*Description of the task*: Retype every record exactly as it appears.

*Record set*:
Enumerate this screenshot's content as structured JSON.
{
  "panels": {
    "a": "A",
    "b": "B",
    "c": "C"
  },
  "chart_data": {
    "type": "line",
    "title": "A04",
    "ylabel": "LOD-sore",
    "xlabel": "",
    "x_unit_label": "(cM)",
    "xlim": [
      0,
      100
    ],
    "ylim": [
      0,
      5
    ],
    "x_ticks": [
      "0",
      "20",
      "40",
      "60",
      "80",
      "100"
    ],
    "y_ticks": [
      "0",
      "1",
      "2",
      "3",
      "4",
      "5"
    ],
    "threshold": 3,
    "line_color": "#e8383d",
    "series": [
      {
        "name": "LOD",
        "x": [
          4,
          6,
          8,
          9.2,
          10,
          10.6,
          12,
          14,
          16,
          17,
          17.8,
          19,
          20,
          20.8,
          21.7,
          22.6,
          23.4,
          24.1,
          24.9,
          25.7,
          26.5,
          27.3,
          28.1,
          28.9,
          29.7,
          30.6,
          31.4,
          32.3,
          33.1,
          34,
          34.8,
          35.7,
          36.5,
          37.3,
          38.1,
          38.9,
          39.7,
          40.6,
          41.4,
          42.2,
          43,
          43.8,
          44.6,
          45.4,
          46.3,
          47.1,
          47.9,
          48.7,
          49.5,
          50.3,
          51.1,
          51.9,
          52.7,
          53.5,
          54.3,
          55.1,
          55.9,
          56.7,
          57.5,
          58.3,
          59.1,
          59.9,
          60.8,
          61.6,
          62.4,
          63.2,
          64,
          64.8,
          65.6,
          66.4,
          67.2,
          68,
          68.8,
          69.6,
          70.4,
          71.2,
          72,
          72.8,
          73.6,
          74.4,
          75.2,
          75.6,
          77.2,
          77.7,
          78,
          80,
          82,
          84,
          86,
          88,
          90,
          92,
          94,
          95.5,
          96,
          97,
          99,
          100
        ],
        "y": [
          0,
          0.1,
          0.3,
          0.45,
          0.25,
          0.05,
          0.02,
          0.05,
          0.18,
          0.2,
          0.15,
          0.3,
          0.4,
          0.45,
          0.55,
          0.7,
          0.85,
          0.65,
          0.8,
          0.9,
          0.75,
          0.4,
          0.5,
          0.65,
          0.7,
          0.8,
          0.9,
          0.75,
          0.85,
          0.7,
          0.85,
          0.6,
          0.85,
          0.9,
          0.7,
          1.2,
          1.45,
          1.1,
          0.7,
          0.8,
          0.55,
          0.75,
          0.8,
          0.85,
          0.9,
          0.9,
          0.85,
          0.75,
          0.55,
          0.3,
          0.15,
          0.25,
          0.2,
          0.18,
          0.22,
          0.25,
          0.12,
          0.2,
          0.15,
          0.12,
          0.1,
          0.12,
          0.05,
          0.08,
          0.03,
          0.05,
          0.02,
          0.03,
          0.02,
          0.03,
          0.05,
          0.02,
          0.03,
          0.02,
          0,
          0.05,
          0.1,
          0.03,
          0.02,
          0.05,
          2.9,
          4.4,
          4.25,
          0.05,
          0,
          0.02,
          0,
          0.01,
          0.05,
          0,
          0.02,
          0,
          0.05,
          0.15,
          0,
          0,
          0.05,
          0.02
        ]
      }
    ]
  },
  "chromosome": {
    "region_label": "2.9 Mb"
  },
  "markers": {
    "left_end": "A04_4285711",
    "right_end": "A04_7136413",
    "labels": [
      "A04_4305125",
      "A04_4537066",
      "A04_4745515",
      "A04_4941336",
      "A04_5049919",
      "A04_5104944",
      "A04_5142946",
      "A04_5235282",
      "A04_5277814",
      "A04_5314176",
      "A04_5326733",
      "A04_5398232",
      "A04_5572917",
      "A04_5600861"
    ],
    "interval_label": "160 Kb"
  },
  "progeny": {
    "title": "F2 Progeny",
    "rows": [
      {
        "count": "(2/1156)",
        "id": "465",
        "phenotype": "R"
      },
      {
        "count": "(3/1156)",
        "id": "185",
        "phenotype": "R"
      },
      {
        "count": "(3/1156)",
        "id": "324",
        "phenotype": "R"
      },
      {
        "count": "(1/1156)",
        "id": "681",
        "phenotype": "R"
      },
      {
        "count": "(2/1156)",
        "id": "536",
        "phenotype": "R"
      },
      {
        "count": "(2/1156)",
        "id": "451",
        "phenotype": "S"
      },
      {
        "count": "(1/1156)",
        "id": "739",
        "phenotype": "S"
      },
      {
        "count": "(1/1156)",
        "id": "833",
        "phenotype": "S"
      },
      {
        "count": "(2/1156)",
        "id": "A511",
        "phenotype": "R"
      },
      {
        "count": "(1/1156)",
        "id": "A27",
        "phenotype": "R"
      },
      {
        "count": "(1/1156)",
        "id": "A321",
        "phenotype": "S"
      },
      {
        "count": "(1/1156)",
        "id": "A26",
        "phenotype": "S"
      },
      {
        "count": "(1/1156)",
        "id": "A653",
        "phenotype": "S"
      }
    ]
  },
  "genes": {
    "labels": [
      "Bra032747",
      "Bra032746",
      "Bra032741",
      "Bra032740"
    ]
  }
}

*Task output*:
Enumerate this screenshot's content as structured JSON.
{
  "panels": {
    "a": "A",
    "b": "B",
    "c": "C"
  },
  "chart_data": {
    "type": "line",
    "title": "A04",
    "ylabel": "LOD-sore",
    "xlabel": "",
    "x_unit_label": "(cM)",
    "xlim": [
      0,
      100
    ],
    "ylim": [
      0,
      5
    ],
    "x_ticks": [
      "0",
      "20",
      "40",
      "60",
      "80",
      "100"
    ],
    "y_ticks": [
      "0",
      "1",
      "2",
      "3",
      "4",
      "5"
    ],
    "threshold": 3,
    "line_color": "#e8383d",
    "series": [
      {
        "name": "LOD",
        "x": [
          4,
          6,
          8,
          9.2,
          10,
          10.6,
          12,
          14,
          16,
          17,
          17.8,
          19,
          20,
          20.8,
          21.7,
          22.6,
          23.4,
          24.1,
          24.9,
          25.7,
          26.5,
          27.3,
          28.1,
          28.9,
          29.7,
          30.6,
          31.4,
          32.3,
          33.1,
          34,
          34.8,
          35.7,
          36.5,
          37.3,
          38.1,
          38.9,
          39.7,
          40.6,
          41.4,
          42.2,
          43,
          43.8,
          44.6,
          45.4,
          46.3,
          47.1,
          47.9,
          48.7,
          49.5,
          50.3,
          51.1,
          51.9,
          52.7,
          53.5,
          54.3,
          55.1,
          55.9,
          56.7,
          57.5,
          58.3,
          59.1,
          59.9,
          60.8,
          61.6,
          62.4,
          63.2,
          64,
          64.8,
          65.6,
          66.4,
          67.2,
          68,
          68.8,
          69.6,
          70.4,
          71.2,
          72,
          72.8,
          73.6,
          74.4,
          75.2,
          75.6,
          77.2,
          77.7,
          78,
          80,
          82,
          84,
          86,
          88,
          90,
          92,
          94,
          95.5,
          96,
          97,
          99,
          100
        ],
        "y": [
          0,
          0.1,
          0.3,
          0.45,
          0.25,
          0.05,
          0.02,
          0.05,
          0.18,
          0.2,
          0.15,
          0.3,
          0.4,
          0.45,
          0.55,
          0.7,
          0.85,
          0.65,
          0.8,
          0.9,
          0.75,
          0.4,
          0.5,
          0.65,
          0.7,
          0.8,
          0.9,
          0.75,
          0.85,
          0.7,
          0.85,
          0.6,
          0.85,
          0.9,
          0.7,
          1.2,
          1.45,
          1.1,
          0.7,
          0.8,
          0.55,
          0.75,
          0.8,
          0.85,
          0.9,
          0.9,
          0.85,
          0.75,
          0.55,
          0.3,
          0.15,
          0.25,
          0.2,
          0.18,
          0.22,
          0.25,
          0.12,
          0.2,
          0.15,
          0.12,
          0.1,
          0.12,
          0.05,
          0.08,
          0.03,
          0.05,
          0.02,
          0.03,
          0.02,
          0.03,
          0.05,
          0.02,
          0.03,
          0.02,
          0,
          0.05,
          0.1,
          0.03,
          0.02,
          0.05,
          2.9,
          4.4,
          4.25,
          0.05,
          0,
          0.02,
          0,
          0.01,
          0.05,
          0,
          0.02,
          0,
          0.05,
          0.15,
          0,
          0,
          0.05,
          0.02
        ]
      }
    ]
  },
  "chromosome": {
    "region_label": "2.9 Mb"
  },
  "markers": {
    "left_end": "A04_4285711",
    "right_end": "A04_7136413",
    "labels": [
      "A04_4305125",
      "A04_4537066",
      "A04_4745515",
      "A04_4941336",
      "A04_5049919",
      "A04_5104944",
      "A04_5142946",
      "A04_5235282",
      "A04_5277814",
      "A04_5314176",
      "A04_5326733",
      "A04_5398232",
      "A04_5572917",
      "A04_5600861"
    ],
    "interval_label": "160 Kb"
  },
  "progeny": {
    "title": "F2 Progeny",
    "rows": [
      {
        "count": "(2/1156)",
        "id": "465",
        "phenotype": "R"
      },
      {
        "count": "(3/1156)",
        "id": "185",
        "phenotype": "R"
      },
      {
        "count": "(3/1156)",
        "id": "324",
        "phenotype": "R"
      },
      {
        "count": "(1/1156)",
        "id": "681",
        "phenotype": "R"
      },
      {
        "count": "(2/1156)",
        "id": "536",
        "phenotype": "R"
      },
      {
        "count": "(2/1156)",
        "id": "451",
        "phenotype": "S"
      },
      {
        "count": "(1/1156)",
        "id": "739",
        "phenotype": "S"
      },
      {
        "count": "(1/1156)",
        "id": "833",
        "phenotype": "S"
      },
      {
        "count": "(2/1156)",
        "id": "A511",
        "phenotype": "R"
      },
      {
        "count": "(1/1156)",
        "id": "A27",
        "phenotype": "R"
      },
      {
        "count": "(1/1156)",
        "id": "A321",
        "phenotype": "S"
      },
      {
        "count": "(1/1156)",
        "id": "A26",
        "phenotype": "S"
      },
      {
        "count": "(1/1156)",
        "id": "A653",
        "phenotype": "S"
      }
    ]
  },
  "genes": {
    "labels": [
      "Bra032747",
      "Bra032746",
      "Bra032741",
      "Bra032740"
    ]
  }
}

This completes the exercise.